■ Written task
Return the whole listing, keeping every character the same.

[Figure contents as structured data]
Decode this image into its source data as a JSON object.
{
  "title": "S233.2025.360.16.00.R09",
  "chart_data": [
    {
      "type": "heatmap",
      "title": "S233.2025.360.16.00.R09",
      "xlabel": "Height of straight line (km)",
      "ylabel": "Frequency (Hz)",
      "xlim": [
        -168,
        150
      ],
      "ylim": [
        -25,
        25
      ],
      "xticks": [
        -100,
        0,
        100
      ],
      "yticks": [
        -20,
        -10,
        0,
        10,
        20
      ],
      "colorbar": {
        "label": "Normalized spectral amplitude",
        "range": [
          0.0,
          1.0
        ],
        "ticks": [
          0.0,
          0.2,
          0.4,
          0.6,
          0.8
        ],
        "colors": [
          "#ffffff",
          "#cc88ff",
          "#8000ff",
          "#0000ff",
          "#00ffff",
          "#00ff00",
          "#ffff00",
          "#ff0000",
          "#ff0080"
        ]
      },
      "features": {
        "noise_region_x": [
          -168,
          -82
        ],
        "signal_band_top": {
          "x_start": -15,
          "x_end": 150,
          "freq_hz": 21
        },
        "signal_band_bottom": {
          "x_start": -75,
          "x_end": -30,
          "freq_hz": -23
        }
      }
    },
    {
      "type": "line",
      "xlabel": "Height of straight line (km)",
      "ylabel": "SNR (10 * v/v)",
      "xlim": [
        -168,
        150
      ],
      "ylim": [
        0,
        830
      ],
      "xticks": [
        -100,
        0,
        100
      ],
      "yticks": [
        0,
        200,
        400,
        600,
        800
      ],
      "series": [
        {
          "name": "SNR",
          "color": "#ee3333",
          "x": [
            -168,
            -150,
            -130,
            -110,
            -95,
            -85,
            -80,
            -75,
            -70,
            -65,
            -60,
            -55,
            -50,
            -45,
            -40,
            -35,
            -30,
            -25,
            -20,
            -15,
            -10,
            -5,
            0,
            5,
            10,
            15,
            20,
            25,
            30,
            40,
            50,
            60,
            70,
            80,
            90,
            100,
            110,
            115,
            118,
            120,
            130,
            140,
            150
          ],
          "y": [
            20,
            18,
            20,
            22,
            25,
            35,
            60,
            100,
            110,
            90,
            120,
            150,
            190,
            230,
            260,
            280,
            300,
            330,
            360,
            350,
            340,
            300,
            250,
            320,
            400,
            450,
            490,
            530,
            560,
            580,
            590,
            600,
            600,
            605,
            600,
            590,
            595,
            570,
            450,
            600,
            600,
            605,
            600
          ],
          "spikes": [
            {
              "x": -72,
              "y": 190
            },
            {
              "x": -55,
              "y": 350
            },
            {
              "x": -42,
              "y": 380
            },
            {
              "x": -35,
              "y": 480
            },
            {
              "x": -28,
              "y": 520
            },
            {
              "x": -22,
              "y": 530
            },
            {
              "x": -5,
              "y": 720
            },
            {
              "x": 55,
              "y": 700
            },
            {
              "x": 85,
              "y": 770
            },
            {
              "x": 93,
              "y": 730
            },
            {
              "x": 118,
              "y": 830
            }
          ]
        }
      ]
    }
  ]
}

■ Exercise result
Decode this image into its source data as a JSON object.
{
  "title": "S233.2025.360.16.00.R09",
  "chart_data": [
    {
      "type": "heatmap",
      "title": "S233.2025.360.16.00.R09",
      "xlabel": "Height of straight line (km)",
      "ylabel": "Frequency (Hz)",
      "xlim": [
        -168,
        150
      ],
      "ylim": [
        -25,
        25
      ],
      "xticks": [
        -100,
        0,
        100
      ],
      "yticks": [
        -20,
        -10,
        0,
        10,
        20
      ],
      "colorbar": {
        "label": "Normalized spectral amplitude",
        "range": [
          0.0,
          1.0
        ],
        "ticks": [
          0.0,
          0.2,
          0.4,
          0.6,
          0.8
        ],
        "colors": [
          "#ffffff",
          "#cc88ff",
          "#8000ff",
          "#0000ff",
          "#00ffff",
          "#00ff00",
          "#ffff00",
          "#ff0000",
          "#ff0080"
        ]
      },
      "features": {
        "noise_region_x": [
          -168,
          -82
        ],
        "signal_band_top": {
          "x_start": -15,
          "x_end": 150,
          "freq_hz": 21
        },
        "signal_band_bottom": {
          "x_start": -75,
          "x_end": -30,
          "freq_hz": -23
        }
      }
    },
    {
      "type": "line",
      "xlabel": "Height of straight line (km)",
      "ylabel": "SNR (10 * v/v)",
      "xlim": [
        -168,
        150
      ],
      "ylim": [
        0,
        830
      ],
      "xticks": [
        -100,
        0,
        100
      ],
      "yticks": [
        0,
        200,
        400,
        600,
        800
      ],
      "series": [
        {
          "name": "SNR",
          "color": "#ee3333",
          "x": [
            -168,
            -150,
            -130,
            -110,
            -95,
            -85,
            -80,
            -75,
            -70,
            -65,
            -60,
            -55,
            -50,
            -45,
            -40,
            -35,
            -30,
            -25,
            -20,
            -15,
            -10,
            -5,
            0,
            5,
            10,
            15,
            20,
            25,
            30,
            40,
            50,
            60,
            70,
            80,
            90,
            100,
            110,
            115,
            118,
            120,
            130,
            140,
            150
          ],
          "y": [
            20,
            18,
            20,
            22,
            25,
            35,
            60,
            100,
            110,
            90,
            120,
            150,
            190,
            230,
            260,
            280,
            300,
            330,
            360,
            350,
            340,
            300,
            250,
            320,
            400,
            450,
            490,
            530,
            560,
            580,
            590,
            600,
            600,
            605,
            600,
            590,
            595,
            570,
            450,
            600,
            600,
            605,
            600
          ],
          "spikes": [
            {
              "x": -72,
              "y": 190
            },
            {
              "x": -55,
              "y": 350
            },
            {
              "x": -42,
              "y": 380
            },
            {
              "x": -35,
              "y": 480
            },
            {
              "x": -28,
              "y": 520
            },
            {
              "x": -22,
              "y": 530
            },
            {
              "x": -5,
              "y": 720
            },
            {
              "x": 55,
              "y": 700
            },
            {
              "x": 85,
              "y": 770
            },
            {
              "x": 93,
              "y": 730
            },
            {
              "x": 118,
              "y": 830
            }
          ]
        }
      ]
    }
  ]
}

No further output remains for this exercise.